*STATED GOAL*:
The entries below should be transcribed in their entirety, exactly as written.

*ENTRIES SHOWN*:
━━━━

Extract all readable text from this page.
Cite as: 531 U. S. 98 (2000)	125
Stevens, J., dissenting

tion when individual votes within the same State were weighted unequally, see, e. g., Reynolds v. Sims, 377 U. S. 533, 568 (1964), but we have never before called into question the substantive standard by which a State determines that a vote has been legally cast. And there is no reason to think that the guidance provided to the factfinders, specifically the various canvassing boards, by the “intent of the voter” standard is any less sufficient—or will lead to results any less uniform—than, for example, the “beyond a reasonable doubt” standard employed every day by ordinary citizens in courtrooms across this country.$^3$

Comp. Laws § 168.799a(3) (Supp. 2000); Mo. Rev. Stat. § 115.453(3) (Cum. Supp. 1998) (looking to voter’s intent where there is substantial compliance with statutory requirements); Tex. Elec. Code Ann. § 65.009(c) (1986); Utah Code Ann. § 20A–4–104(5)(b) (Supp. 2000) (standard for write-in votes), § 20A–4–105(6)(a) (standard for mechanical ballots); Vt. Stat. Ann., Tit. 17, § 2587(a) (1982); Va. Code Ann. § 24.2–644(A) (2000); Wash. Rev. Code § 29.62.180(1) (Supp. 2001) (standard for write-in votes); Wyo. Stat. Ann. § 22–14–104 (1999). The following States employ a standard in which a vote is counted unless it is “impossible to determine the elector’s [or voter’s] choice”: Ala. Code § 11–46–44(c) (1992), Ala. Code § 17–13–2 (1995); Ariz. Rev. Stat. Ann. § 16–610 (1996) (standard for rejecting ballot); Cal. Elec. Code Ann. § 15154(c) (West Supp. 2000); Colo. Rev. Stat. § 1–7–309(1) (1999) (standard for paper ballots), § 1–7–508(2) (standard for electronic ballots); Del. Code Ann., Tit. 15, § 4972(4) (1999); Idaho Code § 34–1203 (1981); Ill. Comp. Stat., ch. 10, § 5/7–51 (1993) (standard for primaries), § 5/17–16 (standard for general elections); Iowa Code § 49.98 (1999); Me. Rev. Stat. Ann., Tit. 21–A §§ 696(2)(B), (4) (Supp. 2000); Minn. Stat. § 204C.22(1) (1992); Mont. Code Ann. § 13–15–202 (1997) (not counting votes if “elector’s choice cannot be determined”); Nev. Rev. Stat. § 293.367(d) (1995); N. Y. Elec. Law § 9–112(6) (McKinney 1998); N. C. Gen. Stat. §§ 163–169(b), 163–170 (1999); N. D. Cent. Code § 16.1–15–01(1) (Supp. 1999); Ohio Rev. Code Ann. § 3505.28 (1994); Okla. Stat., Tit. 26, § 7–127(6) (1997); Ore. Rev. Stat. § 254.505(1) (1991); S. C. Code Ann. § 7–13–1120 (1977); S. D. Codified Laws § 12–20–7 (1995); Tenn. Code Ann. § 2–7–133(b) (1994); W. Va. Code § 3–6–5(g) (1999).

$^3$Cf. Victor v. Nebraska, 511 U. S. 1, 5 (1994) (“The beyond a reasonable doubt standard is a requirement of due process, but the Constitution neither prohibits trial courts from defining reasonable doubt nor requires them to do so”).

━━━━

*PROBLEM SOLUTION*:
Extract all readable text from this page.
Cite as: 531 U. S. 98 (2000)	125
Stevens, J., dissenting

tion when individual votes within the same State were weighted unequally, see, e. g., Reynolds v. Sims, 377 U. S. 533, 568 (1964), but we have never before called into question the substantive standard by which a State determines that a vote has been legally cast. And there is no reason to think that the guidance provided to the factfinders, specifically the various canvassing boards, by the “intent of the voter” standard is any less sufficient—or will lead to results any less uniform—than, for example, the “beyond a reasonable doubt” standard employed every day by ordinary citizens in courtrooms across this country.$^3$

Comp. Laws § 168.799a(3) (Supp. 2000); Mo. Rev. Stat. § 115.453(3) (Cum. Supp. 1998) (looking to voter’s intent where there is substantial compliance with statutory requirements); Tex. Elec. Code Ann. § 65.009(c) (1986); Utah Code Ann. § 20A–4–104(5)(b) (Supp. 2000) (standard for write-in votes), § 20A–4–105(6)(a) (standard for mechanical ballots); Vt. Stat. Ann., Tit. 17, § 2587(a) (1982); Va. Code Ann. § 24.2–644(A) (2000); Wash. Rev. Code § 29.62.180(1) (Supp. 2001) (standard for write-in votes); Wyo. Stat. Ann. § 22–14–104 (1999). The following States employ a standard in which a vote is counted unless it is “impossible to determine the elector’s [or voter’s] choice”: Ala. Code § 11–46–44(c) (1992), Ala. Code § 17–13–2 (1995); Ariz. Rev. Stat. Ann. § 16–610 (1996) (standard for rejecting ballot); Cal. Elec. Code Ann. § 15154(c) (West Supp. 2000); Colo. Rev. Stat. § 1–7–309(1) (1999) (standard for paper ballots), § 1–7–508(2) (standard for electronic ballots); Del. Code Ann., Tit. 15, § 4972(4) (1999); Idaho Code § 34–1203 (1981); Ill. Comp. Stat., ch. 10, § 5/7–51 (1993) (standard for primaries), § 5/17–16 (standard for general elections); Iowa Code § 49.98 (1999); Me. Rev. Stat. Ann., Tit. 21–A §§ 696(2)(B), (4) (Supp. 2000); Minn. Stat. § 204C.22(1) (1992); Mont. Code Ann. § 13–15–202 (1997) (not counting votes if “elector’s choice cannot be determined”); Nev. Rev. Stat. § 293.367(d) (1995); N. Y. Elec. Law § 9–112(6) (McKinney 1998); N. C. Gen. Stat. §§ 163–169(b), 163–170 (1999); N. D. Cent. Code § 16.1–15–01(1) (Supp. 1999); Ohio Rev. Code Ann. § 3505.28 (1994); Okla. Stat., Tit. 26, § 7–127(6) (1997); Ore. Rev. Stat. § 254.505(1) (1991); S. C. Code Ann. § 7–13–1120 (1977); S. D. Codified Laws § 12–20–7 (1995); Tenn. Code Ann. § 2–7–133(b) (1994); W. Va. Code § 3–6–5(g) (1999).

$^3$Cf. Victor v. Nebraska, 511 U. S. 1, 5 (1994) (“The beyond a reasonable doubt standard is a requirement of due process, but the Constitution neither prohibits trial courts from defining reasonable doubt nor requires them to do so”).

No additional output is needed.